(A run of records)

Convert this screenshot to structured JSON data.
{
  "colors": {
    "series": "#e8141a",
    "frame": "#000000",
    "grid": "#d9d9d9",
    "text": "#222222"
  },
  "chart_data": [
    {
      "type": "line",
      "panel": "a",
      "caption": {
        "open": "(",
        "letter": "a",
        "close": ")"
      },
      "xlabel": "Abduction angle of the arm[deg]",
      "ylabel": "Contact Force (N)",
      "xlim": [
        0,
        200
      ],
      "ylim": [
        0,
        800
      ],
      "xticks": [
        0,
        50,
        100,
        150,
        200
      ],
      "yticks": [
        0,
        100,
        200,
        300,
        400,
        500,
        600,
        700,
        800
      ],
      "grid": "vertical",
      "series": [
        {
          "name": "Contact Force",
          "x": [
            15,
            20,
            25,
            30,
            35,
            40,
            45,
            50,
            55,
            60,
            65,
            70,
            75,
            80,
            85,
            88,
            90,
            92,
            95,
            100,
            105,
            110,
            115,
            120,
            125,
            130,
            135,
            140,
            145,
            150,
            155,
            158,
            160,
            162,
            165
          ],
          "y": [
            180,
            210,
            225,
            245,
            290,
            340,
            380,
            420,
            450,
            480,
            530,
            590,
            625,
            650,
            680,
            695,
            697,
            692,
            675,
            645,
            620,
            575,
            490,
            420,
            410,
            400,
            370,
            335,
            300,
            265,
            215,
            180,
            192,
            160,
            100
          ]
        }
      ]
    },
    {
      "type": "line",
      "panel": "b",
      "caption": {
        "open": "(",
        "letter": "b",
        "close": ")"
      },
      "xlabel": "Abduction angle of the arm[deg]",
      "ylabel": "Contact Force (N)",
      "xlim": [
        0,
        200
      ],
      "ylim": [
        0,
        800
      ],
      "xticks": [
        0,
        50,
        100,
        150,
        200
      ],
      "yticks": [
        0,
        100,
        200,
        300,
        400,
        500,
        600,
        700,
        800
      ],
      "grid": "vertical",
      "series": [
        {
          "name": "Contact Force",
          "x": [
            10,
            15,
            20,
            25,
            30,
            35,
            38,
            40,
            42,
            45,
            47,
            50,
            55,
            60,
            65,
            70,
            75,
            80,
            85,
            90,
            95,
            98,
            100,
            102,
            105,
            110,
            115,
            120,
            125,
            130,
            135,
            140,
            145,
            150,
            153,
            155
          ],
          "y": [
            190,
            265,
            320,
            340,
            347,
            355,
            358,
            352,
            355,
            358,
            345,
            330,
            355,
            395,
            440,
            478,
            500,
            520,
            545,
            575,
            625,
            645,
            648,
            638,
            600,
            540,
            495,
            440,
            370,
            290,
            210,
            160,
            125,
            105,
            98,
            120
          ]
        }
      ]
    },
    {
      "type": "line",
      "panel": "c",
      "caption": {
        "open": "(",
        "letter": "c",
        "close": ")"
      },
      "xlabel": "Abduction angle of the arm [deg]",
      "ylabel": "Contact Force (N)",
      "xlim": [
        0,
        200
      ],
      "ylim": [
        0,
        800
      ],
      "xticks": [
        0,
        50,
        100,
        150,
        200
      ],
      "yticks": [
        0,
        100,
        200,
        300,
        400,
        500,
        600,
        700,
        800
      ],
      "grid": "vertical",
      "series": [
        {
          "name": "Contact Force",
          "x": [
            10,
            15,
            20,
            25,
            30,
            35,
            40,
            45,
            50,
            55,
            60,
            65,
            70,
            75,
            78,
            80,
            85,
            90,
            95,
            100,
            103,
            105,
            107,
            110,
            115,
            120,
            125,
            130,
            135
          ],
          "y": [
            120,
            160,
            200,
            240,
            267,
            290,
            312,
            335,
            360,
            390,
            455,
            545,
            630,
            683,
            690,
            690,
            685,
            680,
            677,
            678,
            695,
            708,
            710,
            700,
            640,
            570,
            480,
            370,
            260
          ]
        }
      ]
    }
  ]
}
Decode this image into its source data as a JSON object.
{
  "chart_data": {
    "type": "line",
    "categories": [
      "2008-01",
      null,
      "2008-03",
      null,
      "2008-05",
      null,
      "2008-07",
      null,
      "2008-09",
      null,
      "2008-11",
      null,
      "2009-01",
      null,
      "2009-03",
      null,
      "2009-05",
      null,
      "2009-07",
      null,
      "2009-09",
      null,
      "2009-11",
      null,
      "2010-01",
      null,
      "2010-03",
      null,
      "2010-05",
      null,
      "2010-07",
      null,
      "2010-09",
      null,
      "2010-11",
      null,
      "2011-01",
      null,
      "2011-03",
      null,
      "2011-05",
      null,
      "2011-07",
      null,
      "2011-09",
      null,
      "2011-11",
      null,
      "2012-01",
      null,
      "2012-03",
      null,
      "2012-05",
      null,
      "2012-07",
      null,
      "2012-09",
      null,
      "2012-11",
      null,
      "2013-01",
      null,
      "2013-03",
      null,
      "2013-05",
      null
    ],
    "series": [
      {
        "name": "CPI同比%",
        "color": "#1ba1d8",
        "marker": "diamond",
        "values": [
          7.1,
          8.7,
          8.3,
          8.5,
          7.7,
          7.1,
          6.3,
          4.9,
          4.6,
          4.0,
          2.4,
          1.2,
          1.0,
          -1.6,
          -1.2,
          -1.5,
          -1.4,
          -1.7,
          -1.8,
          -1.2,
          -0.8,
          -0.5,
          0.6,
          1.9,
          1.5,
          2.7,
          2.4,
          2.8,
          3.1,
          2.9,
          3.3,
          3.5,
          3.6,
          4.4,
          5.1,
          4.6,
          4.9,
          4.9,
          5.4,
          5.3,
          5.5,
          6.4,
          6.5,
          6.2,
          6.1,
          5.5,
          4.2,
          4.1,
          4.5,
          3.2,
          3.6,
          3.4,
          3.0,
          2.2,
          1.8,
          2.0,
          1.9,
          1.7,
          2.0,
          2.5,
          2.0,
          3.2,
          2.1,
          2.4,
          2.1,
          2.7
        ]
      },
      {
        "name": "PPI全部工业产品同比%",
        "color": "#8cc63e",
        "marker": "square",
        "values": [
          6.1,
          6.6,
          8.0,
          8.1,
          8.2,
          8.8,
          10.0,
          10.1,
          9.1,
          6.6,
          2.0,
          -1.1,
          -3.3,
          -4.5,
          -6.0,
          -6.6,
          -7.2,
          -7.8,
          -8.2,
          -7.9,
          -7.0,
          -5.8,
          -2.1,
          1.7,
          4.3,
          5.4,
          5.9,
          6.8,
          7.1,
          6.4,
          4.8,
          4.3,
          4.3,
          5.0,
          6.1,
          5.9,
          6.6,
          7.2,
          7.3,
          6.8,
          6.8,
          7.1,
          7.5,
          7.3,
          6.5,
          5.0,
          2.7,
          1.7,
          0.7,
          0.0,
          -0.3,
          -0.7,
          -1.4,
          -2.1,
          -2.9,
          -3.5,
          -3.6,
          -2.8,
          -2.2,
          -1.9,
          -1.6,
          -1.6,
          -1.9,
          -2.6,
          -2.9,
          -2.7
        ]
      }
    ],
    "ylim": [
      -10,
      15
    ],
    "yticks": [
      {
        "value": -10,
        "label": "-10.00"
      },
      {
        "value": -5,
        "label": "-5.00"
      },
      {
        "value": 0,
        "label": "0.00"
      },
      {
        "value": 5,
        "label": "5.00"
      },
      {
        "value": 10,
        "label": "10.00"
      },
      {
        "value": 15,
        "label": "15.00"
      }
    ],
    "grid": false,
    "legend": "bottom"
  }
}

* [WRITTEN TASK]:
Reproduce the material exactly, with every line intact.

* [OUTPUT BELOW]:
Convert this screenshot to structured JSON data.
{
  "colors": {
    "series": "#e8141a",
    "frame": "#000000",
    "grid": "#d9d9d9",
    "text": "#222222"
  },
  "chart_data": [
    {
      "type": "line",
      "panel": "a",
      "caption": {
        "open": "(",
        "letter": "a",
        "close": ")"
      },
      "xlabel": "Abduction angle of the arm[deg]",
      "ylabel": "Contact Force (N)",
      "xlim": [
        0,
        200
      ],
      "ylim": [
        0,
        800
      ],
      "xticks": [
        0,
        50,
        100,
        150,
        200
      ],
      "yticks": [
        0,
        100,
        200,
        300,
        400,
        500,
        600,
        700,
        800
      ],
      "grid": "vertical",
      "series": [
        {
          "name": "Contact Force",
          "x": [
            15,
            20,
            25,
            30,
            35,
            40,
            45,
            50,
            55,
            60,
            65,
            70,
            75,
            80,
            85,
            88,
            90,
            92,
            95,
            100,
            105,
            110,
            115,
            120,
            125,
            130,
            135,
            140,
            145,
            150,
            155,
            158,
            160,
            162,
            165
          ],
          "y": [
            180,
            210,
            225,
            245,
            290,
            340,
            380,
            420,
            450,
            480,
            530,
            590,
            625,
            650,
            680,
            695,
            697,
            692,
            675,
            645,
            620,
            575,
            490,
            420,
            410,
            400,
            370,
            335,
            300,
            265,
            215,
            180,
            192,
            160,
            100
          ]
        }
      ]
    },
    {
      "type": "line",
      "panel": "b",
      "caption": {
        "open": "(",
        "letter": "b",
        "close": ")"
      },
      "xlabel": "Abduction angle of the arm[deg]",
      "ylabel": "Contact Force (N)",
      "xlim": [
        0,
        200
      ],
      "ylim": [
        0,
        800
      ],
      "xticks": [
        0,
        50,
        100,
        150,
        200
      ],
      "yticks": [
        0,
        100,
        200,
        300,
        400,
        500,
        600,
        700,
        800
      ],
      "grid": "vertical",
      "series": [
        {
          "name": "Contact Force",
          "x": [
            10,
            15,
            20,
            25,
            30,
            35,
            38,
            40,
            42,
            45,
            47,
            50,
            55,
            60,
            65,
            70,
            75,
            80,
            85,
            90,
            95,
            98,
            100,
            102,
            105,
            110,
            115,
            120,
            125,
            130,
            135,
            140,
            145,
            150,
            153,
            155
          ],
          "y": [
            190,
            265,
            320,
            340,
            347,
            355,
            358,
            352,
            355,
            358,
            345,
            330,
            355,
            395,
            440,
            478,
            500,
            520,
            545,
            575,
            625,
            645,
            648,
            638,
            600,
            540,
            495,
            440,
            370,
            290,
            210,
            160,
            125,
            105,
            98,
            120
          ]
        }
      ]
    },
    {
      "type": "line",
      "panel": "c",
      "caption": {
        "open": "(",
        "letter": "c",
        "close": ")"
      },
      "xlabel": "Abduction angle of the arm [deg]",
      "ylabel": "Contact Force (N)",
      "xlim": [
        0,
        200
      ],
      "ylim": [
        0,
        800
      ],
      "xticks": [
        0,
        50,
        100,
        150,
        200
      ],
      "yticks": [
        0,
        100,
        200,
        300,
        400,
        500,
        600,
        700,
        800
      ],
      "grid": "vertical",
      "series": [
        {
          "name": "Contact Force",
          "x": [
            10,
            15,
            20,
            25,
            30,
            35,
            40,
            45,
            50,
            55,
            60,
            65,
            70,
            75,
            78,
            80,
            85,
            90,
            95,
            100,
            103,
            105,
            107,
            110,
            115,
            120,
            125,
            130,
            135
          ],
          "y": [
            120,
            160,
            200,
            240,
            267,
            290,
            312,
            335,
            360,
            390,
            455,
            545,
            630,
            683,
            690,
            690,
            685,
            680,
            677,
            678,
            695,
            708,
            710,
            700,
            640,
            570,
            480,
            370,
            260
          ]
        }
      ]
    }
  ]
}
Decode this image into its source data as a JSON object.
{
  "chart_data": {
    "type": "line",
    "categories": [
      "2008-01",
      null,
      "2008-03",
      null,
      "2008-05",
      null,
      "2008-07",
      null,
      "2008-09",
      null,
      "2008-11",
      null,
      "2009-01",
      null,
      "2009-03",
      null,
      "2009-05",
      null,
      "2009-07",
      null,
      "2009-09",
      null,
      "2009-11",
      null,
      "2010-01",
      null,
      "2010-03",
      null,
      "2010-05",
      null,
      "2010-07",
      null,
      "2010-09",
      null,
      "2010-11",
      null,
      "2011-01",
      null,
      "2011-03",
      null,
      "2011-05",
      null,
      "2011-07",
      null,
      "2011-09",
      null,
      "2011-11",
      null,
      "2012-01",
      null,
      "2012-03",
      null,
      "2012-05",
      null,
      "2012-07",
      null,
      "2012-09",
      null,
      "2012-11",
      null,
      "2013-01",
      null,
      "2013-03",
      null,
      "2013-05",
      null
    ],
    "series": [
      {
        "name": "CPI同比%",
        "color": "#1ba1d8",
        "marker": "diamond",
        "values": [
          7.1,
          8.7,
          8.3,
          8.5,
          7.7,
          7.1,
          6.3,
          4.9,
          4.6,
          4.0,
          2.4,
          1.2,
          1.0,
          -1.6,
          -1.2,
          -1.5,
          -1.4,
          -1.7,
          -1.8,
          -1.2,
          -0.8,
          -0.5,
          0.6,
          1.9,
          1.5,
          2.7,
          2.4,
          2.8,
          3.1,
          2.9,
          3.3,
          3.5,
          3.6,
          4.4,
          5.1,
          4.6,
          4.9,
          4.9,
          5.4,
          5.3,
          5.5,
          6.4,
          6.5,
          6.2,
          6.1,
          5.5,
          4.2,
          4.1,
          4.5,
          3.2,
          3.6,
          3.4,
          3.0,
          2.2,
          1.8,
          2.0,
          1.9,
          1.7,
          2.0,
          2.5,
          2.0,
          3.2,
          2.1,
          2.4,
          2.1,
          2.7
        ]
      },
      {
        "name": "PPI全部工业产品同比%",
        "color": "#8cc63e",
        "marker": "square",
        "values": [
          6.1,
          6.6,
          8.0,
          8.1,
          8.2,
          8.8,
          10.0,
          10.1,
          9.1,
          6.6,
          2.0,
          -1.1,
          -3.3,
          -4.5,
          -6.0,
          -6.6,
          -7.2,
          -7.8,
          -8.2,
          -7.9,
          -7.0,
          -5.8,
          -2.1,
          1.7,
          4.3,
          5.4,
          5.9,
          6.8,
          7.1,
          6.4,
          4.8,
          4.3,
          4.3,
          5.0,
          6.1,
          5.9,
          6.6,
          7.2,
          7.3,
          6.8,
          6.8,
          7.1,
          7.5,
          7.3,
          6.5,
          5.0,
          2.7,
          1.7,
          0.7,
          0.0,
          -0.3,
          -0.7,
          -1.4,
          -2.1,
          -2.9,
          -3.5,
          -3.6,
          -2.8,
          -2.2,
          -1.9,
          -1.6,
          -1.6,
          -1.9,
          -2.6,
          -2.9,
          -2.7
        ]
      }
    ],
    "ylim": [
      -10,
      15
    ],
    "yticks": [
      {
        "value": -10,
        "label": "-10.00"
      },
      {
        "value": -5,
        "label": "-5.00"
      },
      {
        "value": 0,
        "label": "0.00"
      },
      {
        "value": 5,
        "label": "5.00"
      },
      {
        "value": 10,
        "label": "10.00"
      },
      {
        "value": 15,
        "label": "15.00"
      }
    ],
    "grid": false,
    "legend": "bottom"
  }
}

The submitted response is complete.